== What is expected ==
Gather each line containing the string "Output" from these entries.

== Extracted records ==
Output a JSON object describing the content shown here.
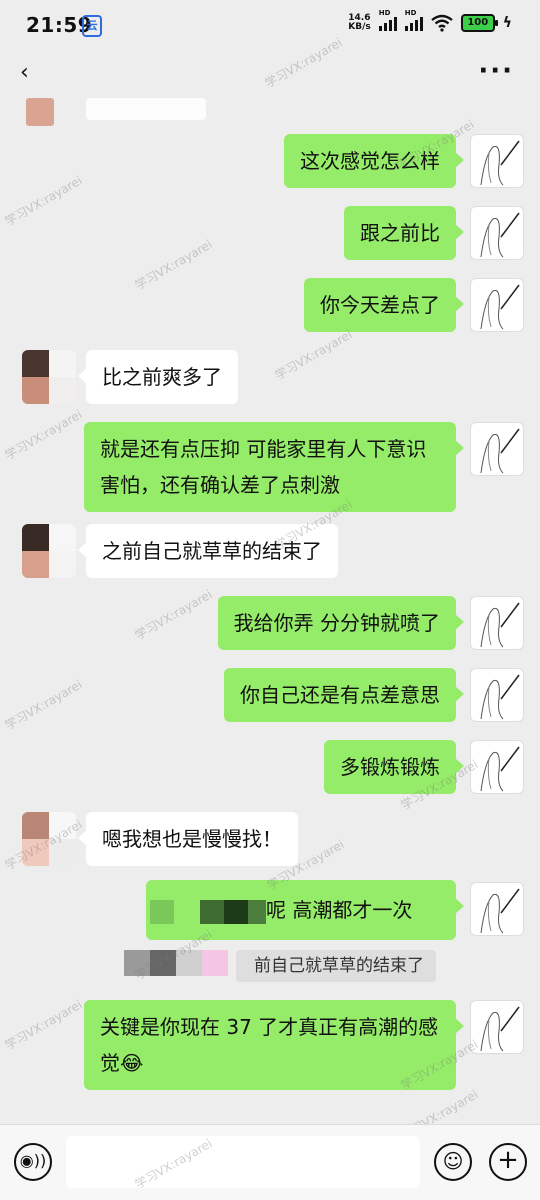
{
  "status_bar": {
    "time": "21:59",
    "app_badge": "云",
    "net_speed_value": "14.6",
    "net_speed_unit": "KB/s",
    "signal1_label": "HD",
    "signal2_label": "HD",
    "battery": "100"
  },
  "nav": {
    "back_glyph": "‹",
    "more_glyph": "···"
  },
  "messages": [
    {
      "from": "me",
      "text": "这次感觉怎么样"
    },
    {
      "from": "me",
      "text": "跟之前比"
    },
    {
      "from": "me",
      "text": "你今天差点了"
    },
    {
      "from": "other",
      "text": "比之前爽多了"
    },
    {
      "from": "me",
      "text": "就是还有点压抑 可能家里有人下意识害怕，还有确认差了点刺激"
    },
    {
      "from": "other",
      "text": "之前自己就草草的结束了"
    },
    {
      "from": "me",
      "text": "我给你弄 分分钟就喷了"
    },
    {
      "from": "me",
      "text": "你自己还是有点差意思"
    },
    {
      "from": "me",
      "text": "多锻炼锻炼"
    },
    {
      "from": "other",
      "text": "嗯我想也是慢慢找！"
    },
    {
      "from": "me",
      "text": "呢 高潮都才一次"
    },
    {
      "from": "me",
      "text": "关键是你现在 37 了才真正有高潮的感觉😂"
    }
  ],
  "quote": {
    "text": "前自己就草草的结束了"
  },
  "watermark": "学习VX:rayarei",
  "input_bar": {
    "placeholder": "",
    "voice_icon": "◉))",
    "emoji_icon": "☺",
    "plus_icon": "+"
  },
  "colors": {
    "my_bubble": "#95ec69",
    "other_bubble": "#ffffff",
    "background": "#ededed"
  }
}
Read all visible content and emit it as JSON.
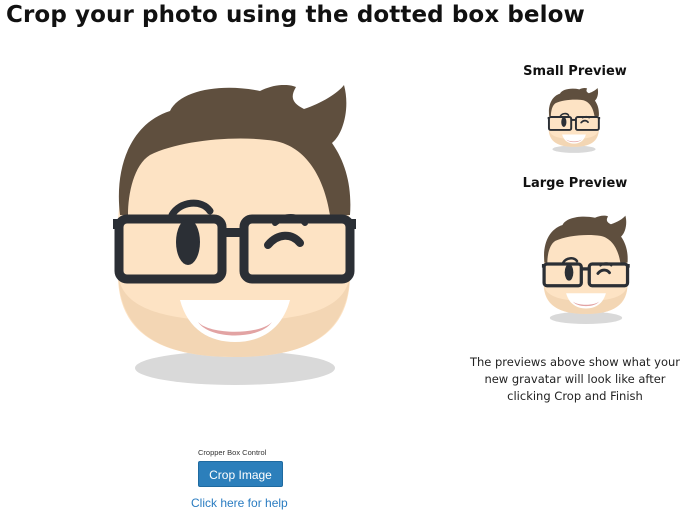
{
  "header": {
    "title": "Crop your photo using the dotted box below"
  },
  "preview": {
    "small_title": "Small Preview",
    "large_title": "Large Preview",
    "note": "The previews above show what your new gravatar will look like after clicking Crop and Finish"
  },
  "cropper": {
    "label": "Cropper Box Control",
    "button_label": "Crop Image",
    "help_link": "Click here for help"
  },
  "colors": {
    "button_bg": "#2c7fbb",
    "link": "#2a7cc1",
    "hair": "#5f4f3e",
    "skin": "#fde3c4",
    "skin_shade": "#f3d6b4",
    "glasses": "#2b2f35",
    "shadow": "#d6d6d6",
    "tongue": "#e2a3a3"
  },
  "icons": {
    "avatar": "cartoon-face-with-glasses-avatar"
  }
}
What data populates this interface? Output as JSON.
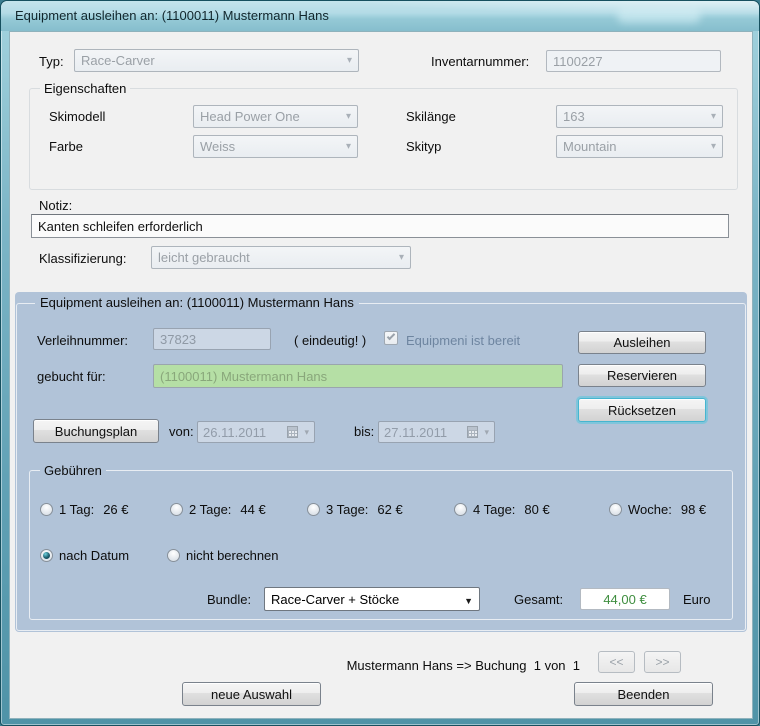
{
  "window": {
    "title": "Equipment ausleihen an: (1100011) Mustermann Hans"
  },
  "header": {
    "typ_label": "Typ:",
    "typ_value": "Race-Carver",
    "inventarnummer_label": "Inventarnummer:",
    "inventarnummer_value": "1100227"
  },
  "eigenschaften": {
    "title": "Eigenschaften",
    "skimodell_label": "Skimodell",
    "skimodell_value": "Head Power One",
    "skilaenge_label": "Skilänge",
    "skilaenge_value": "163",
    "farbe_label": "Farbe",
    "farbe_value": "Weiss",
    "skityp_label": "Skityp",
    "skityp_value": "Mountain"
  },
  "notiz": {
    "label": "Notiz:",
    "value": "Kanten schleifen erforderlich"
  },
  "klassifizierung": {
    "label": "Klassifizierung:",
    "value": "leicht gebraucht"
  },
  "panel": {
    "title": "Equipment ausleihen an: (1100011) Mustermann Hans",
    "verleihnummer_label": "Verleihnummer:",
    "verleihnummer_value": "37823",
    "eindeutig_hint": "( eindeutig! )",
    "bereit_checkbox_label": "Equipmeni ist bereit",
    "gebucht_fuer_label": "gebucht für:",
    "gebucht_fuer_value": "(1100011) Mustermann Hans",
    "ausleihen_button": "Ausleihen",
    "reservieren_button": "Reservieren",
    "ruecksetzen_button": "Rücksetzen",
    "buchungsplan_button": "Buchungsplan",
    "von_label": "von:",
    "von_value": "26.11.2011",
    "bis_label": "bis:",
    "bis_value": "27.11.2011",
    "gebuehren": {
      "title": "Gebühren",
      "options": [
        {
          "label": "1 Tag:",
          "price": "26 €"
        },
        {
          "label": "2 Tage:",
          "price": "44 €"
        },
        {
          "label": "3 Tage:",
          "price": "62 €"
        },
        {
          "label": "4 Tage:",
          "price": "80 €"
        },
        {
          "label": "Woche:",
          "price": "98 €"
        }
      ],
      "nach_datum_label": "nach Datum",
      "nicht_berechnen_label": "nicht berechnen",
      "bundle_label": "Bundle:",
      "bundle_value": "Race-Carver + Stöcke",
      "gesamt_label": "Gesamt:",
      "gesamt_value": "44,00 €",
      "euro_label": "Euro"
    }
  },
  "footer": {
    "status": "Mustermann Hans => Buchung  1 von  1",
    "prev_button": "<<",
    "next_button": ">>",
    "neue_auswahl_button": "neue Auswahl",
    "beenden_button": "Beenden"
  },
  "colors": {
    "panel_blue": "#b1c3d8",
    "booked_field_green": "#b5dfa5",
    "total_text_green": "#3f8e3f",
    "titlebar_teal": "#a9d6e2"
  }
}
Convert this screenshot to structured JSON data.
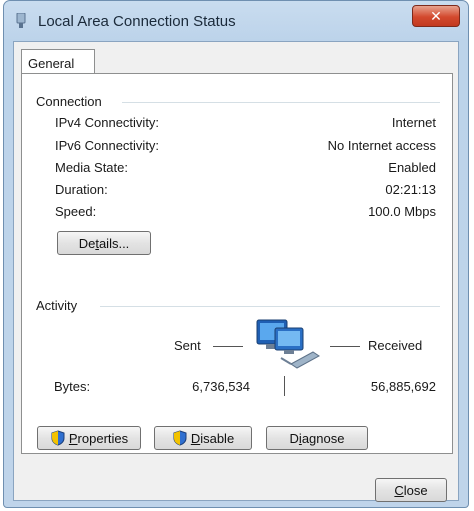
{
  "window": {
    "title": "Local Area Connection Status",
    "close_glyph": "✕"
  },
  "tabs": [
    {
      "label": "General"
    }
  ],
  "connection": {
    "heading": "Connection",
    "rows": [
      {
        "label": "IPv4 Connectivity:",
        "value": "Internet"
      },
      {
        "label": "IPv6 Connectivity:",
        "value": "No Internet access"
      },
      {
        "label": "Media State:",
        "value": "Enabled"
      },
      {
        "label": "Duration:",
        "value": "02:21:13"
      },
      {
        "label": "Speed:",
        "value": "100.0 Mbps"
      }
    ],
    "details_button": {
      "pre": "De",
      "accel": "t",
      "post": "ails..."
    }
  },
  "activity": {
    "heading": "Activity",
    "sent_label": "Sent",
    "received_label": "Received",
    "bytes_label": "Bytes:",
    "bytes_sent": "6,736,534",
    "bytes_received": "56,885,692",
    "icon": "network-computers-icon"
  },
  "buttons": {
    "properties": {
      "accel": "P",
      "rest": "roperties",
      "icon": "uac-shield-icon"
    },
    "disable": {
      "accel": "D",
      "rest": "isable",
      "icon": "uac-shield-icon"
    },
    "diagnose": {
      "pre": "D",
      "accel": "i",
      "post": "agnose"
    },
    "close": {
      "accel": "C",
      "rest": "lose"
    }
  },
  "colors": {
    "frame": "#bfd4ea",
    "close_red": "#d3492e",
    "shield_blue": "#2f6fd0",
    "shield_yellow": "#f2c200"
  }
}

== Completed task ==
Output a JSON object describing the content shown here.
What data populates this interface? Output as JSON.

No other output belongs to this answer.